* [EXERCISE DESCRIPTION]: Comb through the entries for "JSON" and pull out each line that holds it.

* [SUPPLIED MATERIAL]:
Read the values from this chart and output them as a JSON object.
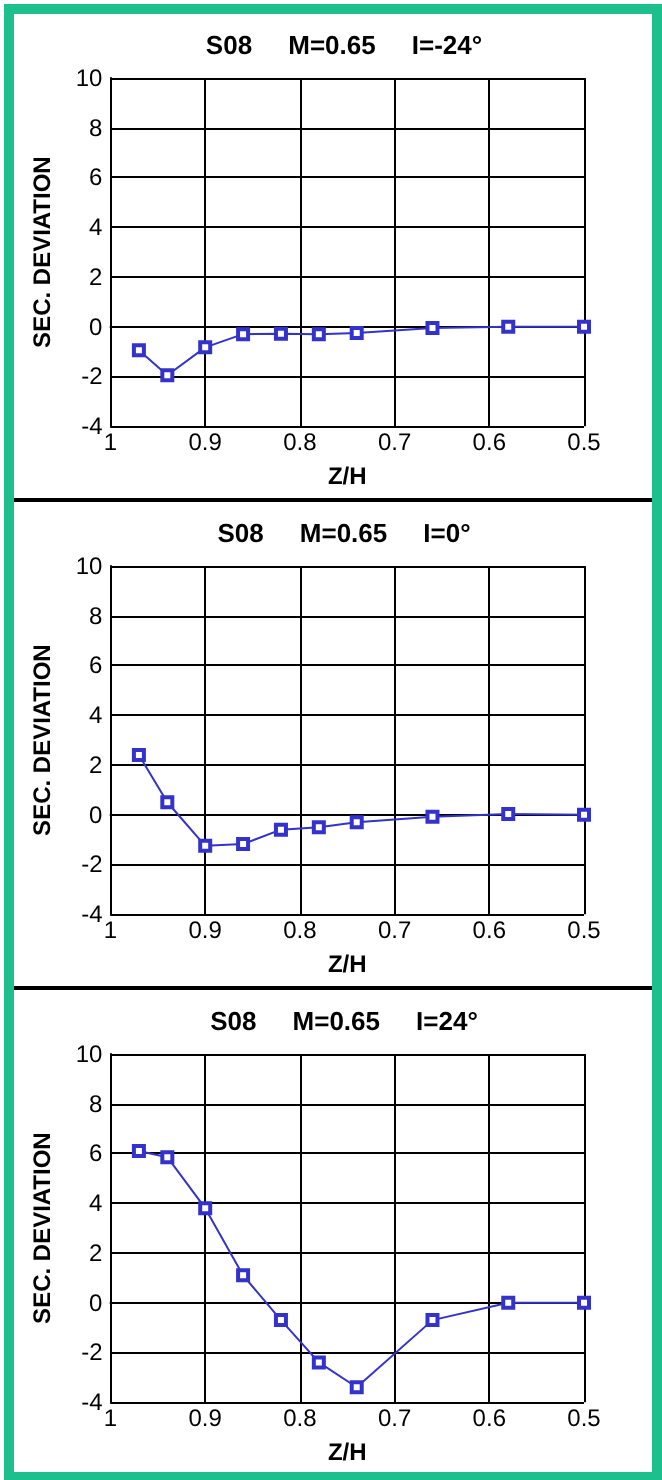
{
  "chart_data": [
    {
      "type": "line",
      "title": "S08     M=0.65     I=-24°",
      "xlabel": "Z/H",
      "ylabel": "SEC. DEVIATION",
      "xlim": [
        1,
        0.5
      ],
      "xticks": [
        1,
        0.9,
        0.8,
        0.7,
        0.6,
        0.5
      ],
      "ylim": [
        -4,
        10
      ],
      "yticks": [
        -4,
        -2,
        0,
        2,
        4,
        6,
        8,
        10
      ],
      "grid": true,
      "marker": "square",
      "line_style": "solid",
      "x": [
        0.97,
        0.94,
        0.9,
        0.86,
        0.82,
        0.78,
        0.74,
        0.66,
        0.58,
        0.5
      ],
      "series": [
        {
          "color": "#3333cc",
          "values": [
            -0.95,
            -1.95,
            -0.83,
            -0.3,
            -0.28,
            -0.3,
            -0.25,
            -0.05,
            0,
            0
          ]
        }
      ]
    },
    {
      "type": "line",
      "title": "S08     M=0.65     I=0°",
      "xlabel": "Z/H",
      "ylabel": "SEC. DEVIATION",
      "xlim": [
        1,
        0.5
      ],
      "xticks": [
        1,
        0.9,
        0.8,
        0.7,
        0.6,
        0.5
      ],
      "ylim": [
        -4,
        10
      ],
      "yticks": [
        -4,
        -2,
        0,
        2,
        4,
        6,
        8,
        10
      ],
      "grid": true,
      "marker": "square",
      "line_style": "solid",
      "x": [
        0.97,
        0.94,
        0.9,
        0.86,
        0.82,
        0.78,
        0.74,
        0.66,
        0.58,
        0.5
      ],
      "series": [
        {
          "color": "#3333cc",
          "values": [
            2.4,
            0.5,
            -1.25,
            -1.18,
            -0.6,
            -0.5,
            -0.3,
            -0.08,
            0.03,
            0
          ]
        }
      ]
    },
    {
      "type": "line",
      "title": "S08     M=0.65     I=24°",
      "xlabel": "Z/H",
      "ylabel": "SEC. DEVIATION",
      "xlim": [
        1,
        0.5
      ],
      "xticks": [
        1,
        0.9,
        0.8,
        0.7,
        0.6,
        0.5
      ],
      "ylim": [
        -4,
        10
      ],
      "yticks": [
        -4,
        -2,
        0,
        2,
        4,
        6,
        8,
        10
      ],
      "grid": true,
      "marker": "square",
      "line_style": "solid",
      "x": [
        0.97,
        0.94,
        0.9,
        0.86,
        0.82,
        0.78,
        0.74,
        0.66,
        0.58,
        0.5
      ],
      "series": [
        {
          "color": "#3333cc",
          "values": [
            6.1,
            5.85,
            3.8,
            1.1,
            -0.7,
            -2.4,
            -3.4,
            -0.7,
            0,
            0
          ]
        }
      ]
    }
  ]
}
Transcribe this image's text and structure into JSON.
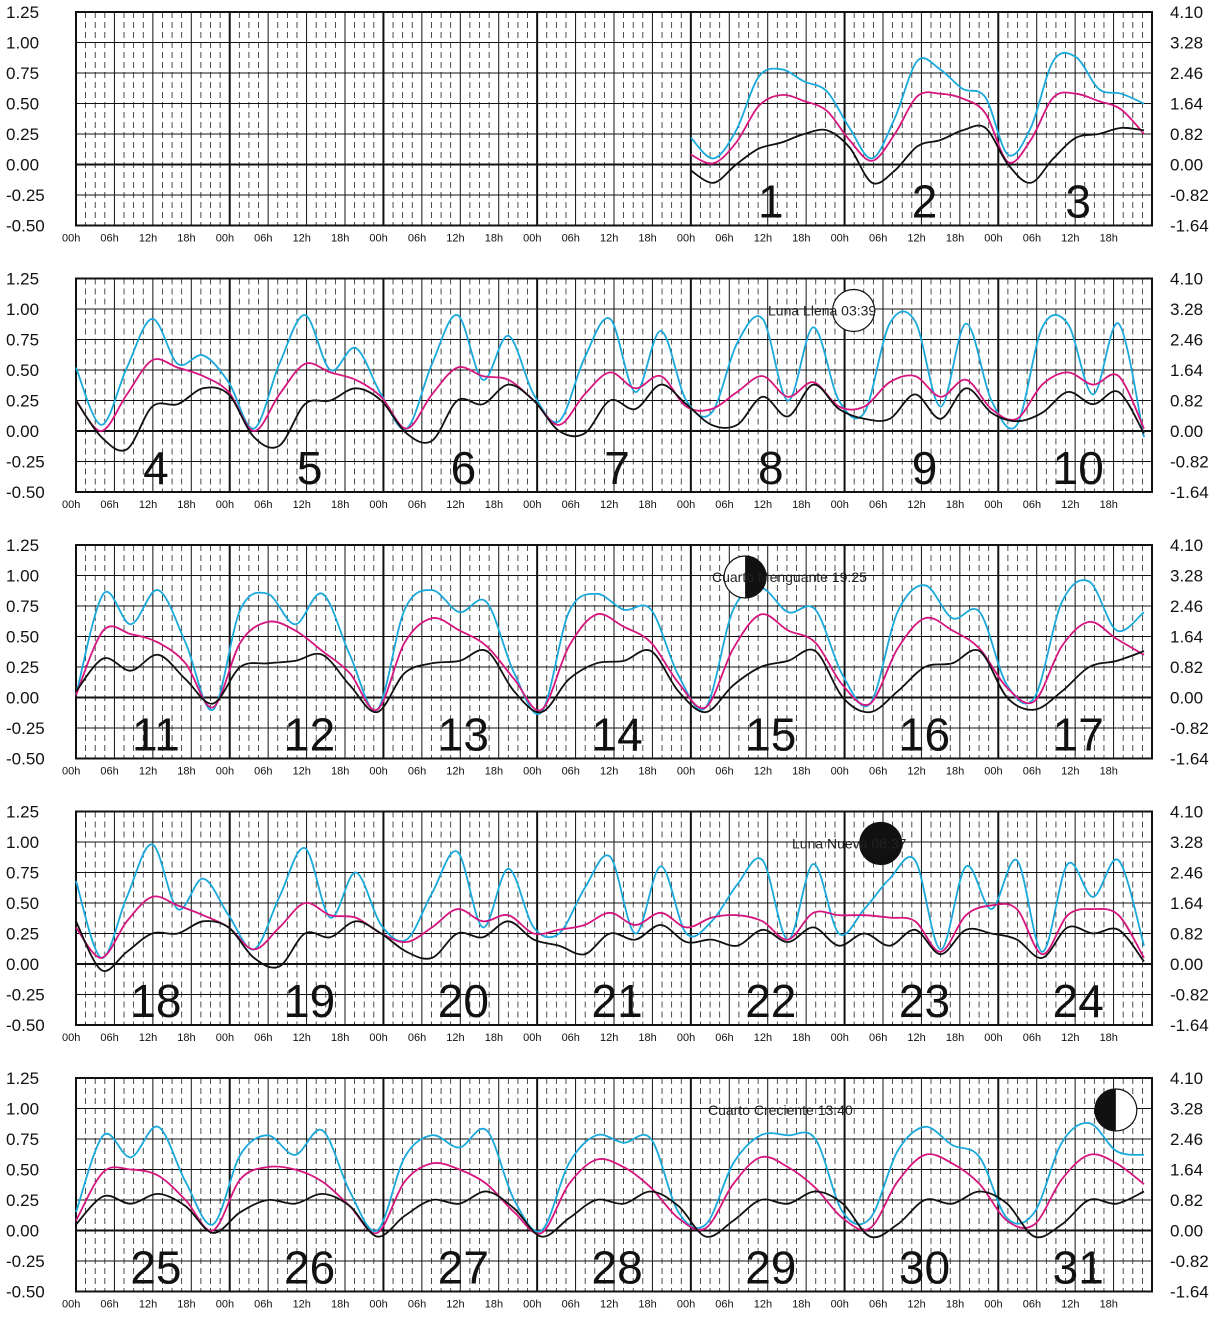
{
  "chart_data": {
    "type": "line",
    "y_left": {
      "ticks": [
        "1.25",
        "1.00",
        "0.75",
        "0.50",
        "0.25",
        "0.00",
        "-0.25",
        "-0.50"
      ],
      "range": [
        -0.5,
        1.25
      ]
    },
    "y_right": {
      "ticks": [
        "4.10",
        "3.28",
        "2.46",
        "1.64",
        "0.82",
        "0.00",
        "-0.82",
        "-1.64"
      ]
    },
    "hour_labels": [
      "00h",
      "06h",
      "12h",
      "18h"
    ],
    "colors": {
      "cyan": "#1aa9dc",
      "magenta": "#d6157f",
      "black": "#111111"
    },
    "series_keys": [
      "cyan",
      "magenta",
      "black"
    ],
    "panels": [
      {
        "days": [
          "",
          "",
          "",
          "",
          "",
          "",
          "",
          "1",
          "2",
          "3"
        ],
        "start_col": 4,
        "series": {
          "cyan": [
            0.22,
            0.05,
            0.28,
            0.72,
            0.78,
            0.68,
            0.6,
            0.3,
            0.05,
            0.38,
            0.85,
            0.78,
            0.62,
            0.55,
            0.08,
            0.3,
            0.85,
            0.88,
            0.62,
            0.58,
            0.5
          ],
          "magenta": [
            0.08,
            0.01,
            0.18,
            0.48,
            0.57,
            0.52,
            0.44,
            0.2,
            0.03,
            0.25,
            0.56,
            0.58,
            0.54,
            0.42,
            0.02,
            0.2,
            0.55,
            0.58,
            0.52,
            0.45,
            0.25
          ],
          "black": [
            -0.05,
            -0.15,
            0.0,
            0.13,
            0.18,
            0.25,
            0.28,
            0.14,
            -0.15,
            -0.05,
            0.15,
            0.2,
            0.28,
            0.3,
            0.0,
            -0.15,
            0.05,
            0.22,
            0.25,
            0.3,
            0.28
          ]
        }
      },
      {
        "days": [
          "4",
          "5",
          "6",
          "7",
          "8",
          "9",
          "10"
        ],
        "start_col": 0,
        "series": {
          "cyan": [
            0.52,
            0.05,
            0.52,
            0.92,
            0.55,
            0.62,
            0.4,
            0.02,
            0.55,
            0.95,
            0.5,
            0.68,
            0.3,
            0.02,
            0.55,
            0.95,
            0.42,
            0.78,
            0.3,
            0.08,
            0.6,
            0.92,
            0.32,
            0.82,
            0.25,
            0.15,
            0.72,
            0.92,
            0.25,
            0.85,
            0.25,
            0.15,
            0.88,
            0.9,
            0.2,
            0.88,
            0.25,
            0.05,
            0.85,
            0.88,
            0.3,
            0.88,
            -0.05
          ],
          "magenta": [
            0.25,
            0.0,
            0.3,
            0.58,
            0.52,
            0.45,
            0.32,
            0.0,
            0.3,
            0.55,
            0.48,
            0.42,
            0.28,
            0.02,
            0.3,
            0.52,
            0.45,
            0.42,
            0.25,
            0.05,
            0.3,
            0.48,
            0.35,
            0.45,
            0.2,
            0.18,
            0.32,
            0.45,
            0.28,
            0.4,
            0.2,
            0.2,
            0.4,
            0.45,
            0.28,
            0.42,
            0.18,
            0.1,
            0.38,
            0.48,
            0.38,
            0.45,
            0.02
          ],
          "black": [
            0.25,
            -0.05,
            -0.15,
            0.2,
            0.22,
            0.35,
            0.3,
            -0.05,
            -0.12,
            0.22,
            0.25,
            0.35,
            0.25,
            -0.02,
            -0.08,
            0.25,
            0.22,
            0.38,
            0.25,
            0.0,
            -0.02,
            0.25,
            0.18,
            0.38,
            0.22,
            0.05,
            0.05,
            0.28,
            0.12,
            0.38,
            0.18,
            0.1,
            0.1,
            0.3,
            0.1,
            0.35,
            0.15,
            0.08,
            0.15,
            0.32,
            0.22,
            0.32,
            -0.02
          ]
        }
      },
      {
        "days": [
          "11",
          "12",
          "13",
          "14",
          "15",
          "16",
          "17"
        ],
        "start_col": 0,
        "series": {
          "cyan": [
            0.02,
            0.85,
            0.6,
            0.88,
            0.45,
            -0.1,
            0.72,
            0.85,
            0.6,
            0.85,
            0.35,
            -0.1,
            0.72,
            0.88,
            0.7,
            0.78,
            0.2,
            -0.12,
            0.7,
            0.85,
            0.72,
            0.72,
            0.18,
            -0.08,
            0.72,
            0.9,
            0.7,
            0.72,
            0.18,
            -0.05,
            0.7,
            0.92,
            0.65,
            0.7,
            0.1,
            0.0,
            0.78,
            0.95,
            0.55,
            0.7
          ],
          "magenta": [
            0.02,
            0.55,
            0.52,
            0.45,
            0.28,
            -0.08,
            0.45,
            0.62,
            0.55,
            0.38,
            0.2,
            -0.1,
            0.45,
            0.65,
            0.55,
            0.42,
            0.15,
            -0.1,
            0.42,
            0.68,
            0.58,
            0.45,
            0.12,
            -0.08,
            0.4,
            0.68,
            0.55,
            0.45,
            0.1,
            -0.05,
            0.4,
            0.65,
            0.55,
            0.4,
            0.08,
            -0.03,
            0.42,
            0.62,
            0.48,
            0.35
          ],
          "black": [
            0.05,
            0.32,
            0.22,
            0.35,
            0.15,
            -0.05,
            0.25,
            0.28,
            0.3,
            0.35,
            0.1,
            -0.12,
            0.2,
            0.28,
            0.3,
            0.38,
            0.05,
            -0.12,
            0.15,
            0.28,
            0.3,
            0.38,
            0.05,
            -0.12,
            0.1,
            0.25,
            0.3,
            0.38,
            0.0,
            -0.12,
            0.05,
            0.25,
            0.28,
            0.38,
            0.0,
            -0.1,
            0.05,
            0.25,
            0.3,
            0.38
          ]
        }
      },
      {
        "days": [
          "18",
          "19",
          "20",
          "21",
          "22",
          "23",
          "24"
        ],
        "start_col": 0,
        "series": {
          "cyan": [
            0.68,
            0.05,
            0.55,
            0.98,
            0.45,
            0.7,
            0.4,
            0.12,
            0.55,
            0.95,
            0.38,
            0.75,
            0.32,
            0.2,
            0.58,
            0.92,
            0.3,
            0.78,
            0.3,
            0.25,
            0.62,
            0.88,
            0.25,
            0.8,
            0.25,
            0.35,
            0.65,
            0.85,
            0.2,
            0.82,
            0.25,
            0.45,
            0.7,
            0.85,
            0.12,
            0.8,
            0.45,
            0.85,
            0.1,
            0.82,
            0.55,
            0.85,
            0.15
          ],
          "magenta": [
            0.3,
            0.05,
            0.35,
            0.55,
            0.48,
            0.4,
            0.3,
            0.12,
            0.3,
            0.5,
            0.4,
            0.38,
            0.25,
            0.18,
            0.3,
            0.45,
            0.35,
            0.4,
            0.25,
            0.28,
            0.32,
            0.42,
            0.32,
            0.42,
            0.3,
            0.38,
            0.4,
            0.35,
            0.2,
            0.42,
            0.4,
            0.4,
            0.38,
            0.35,
            0.1,
            0.4,
            0.48,
            0.45,
            0.08,
            0.4,
            0.45,
            0.4,
            0.05
          ],
          "black": [
            0.35,
            -0.05,
            0.1,
            0.25,
            0.25,
            0.35,
            0.3,
            0.05,
            -0.02,
            0.25,
            0.22,
            0.35,
            0.25,
            0.1,
            0.05,
            0.25,
            0.22,
            0.35,
            0.2,
            0.15,
            0.08,
            0.25,
            0.2,
            0.32,
            0.18,
            0.2,
            0.15,
            0.28,
            0.18,
            0.3,
            0.15,
            0.25,
            0.15,
            0.28,
            0.08,
            0.28,
            0.25,
            0.2,
            0.05,
            0.3,
            0.25,
            0.28,
            0.02
          ]
        }
      },
      {
        "days": [
          "25",
          "26",
          "27",
          "28",
          "29",
          "30",
          "31"
        ],
        "start_col": 0,
        "series": {
          "cyan": [
            0.15,
            0.78,
            0.6,
            0.85,
            0.4,
            0.05,
            0.62,
            0.78,
            0.62,
            0.82,
            0.32,
            0.0,
            0.6,
            0.78,
            0.68,
            0.82,
            0.25,
            0.0,
            0.55,
            0.78,
            0.72,
            0.75,
            0.15,
            0.05,
            0.55,
            0.78,
            0.78,
            0.75,
            0.15,
            0.1,
            0.65,
            0.85,
            0.7,
            0.6,
            0.1,
            0.15,
            0.72,
            0.88,
            0.65,
            0.62
          ],
          "magenta": [
            0.08,
            0.48,
            0.5,
            0.45,
            0.25,
            0.0,
            0.42,
            0.52,
            0.5,
            0.4,
            0.2,
            -0.02,
            0.4,
            0.55,
            0.5,
            0.38,
            0.15,
            -0.02,
            0.38,
            0.58,
            0.52,
            0.35,
            0.1,
            0.02,
            0.38,
            0.6,
            0.52,
            0.35,
            0.1,
            0.02,
            0.4,
            0.62,
            0.55,
            0.38,
            0.08,
            0.05,
            0.42,
            0.62,
            0.55,
            0.38
          ],
          "black": [
            0.05,
            0.28,
            0.22,
            0.3,
            0.2,
            -0.02,
            0.15,
            0.25,
            0.22,
            0.3,
            0.2,
            -0.05,
            0.12,
            0.25,
            0.22,
            0.32,
            0.18,
            -0.05,
            0.1,
            0.25,
            0.22,
            0.32,
            0.2,
            -0.05,
            0.08,
            0.25,
            0.22,
            0.32,
            0.22,
            -0.05,
            0.05,
            0.25,
            0.22,
            0.32,
            0.22,
            -0.05,
            0.05,
            0.25,
            0.22,
            0.32
          ]
        }
      }
    ]
  },
  "moon_phases": [
    {
      "panel": 1,
      "label": "Luna Llena 03:39",
      "phase": "full",
      "col": 8.6,
      "text_x": 768
    },
    {
      "panel": 2,
      "label": "Cuarto Menguante 19:25",
      "phase": "last-quarter",
      "col": 7.4,
      "text_x": 712
    },
    {
      "panel": 3,
      "label": "Luna Nueva 08:37",
      "phase": "new",
      "col": 8.9,
      "text_x": 792
    },
    {
      "panel": 4,
      "label": "Cuarto Creciente 13:40",
      "phase": "first-quarter",
      "col": 11.5,
      "text_x": 708
    }
  ]
}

* [COMPLETED TASK]:
Read the values from this chart and output them as a JSON object.
Transcribe this image's text and structure into JSON.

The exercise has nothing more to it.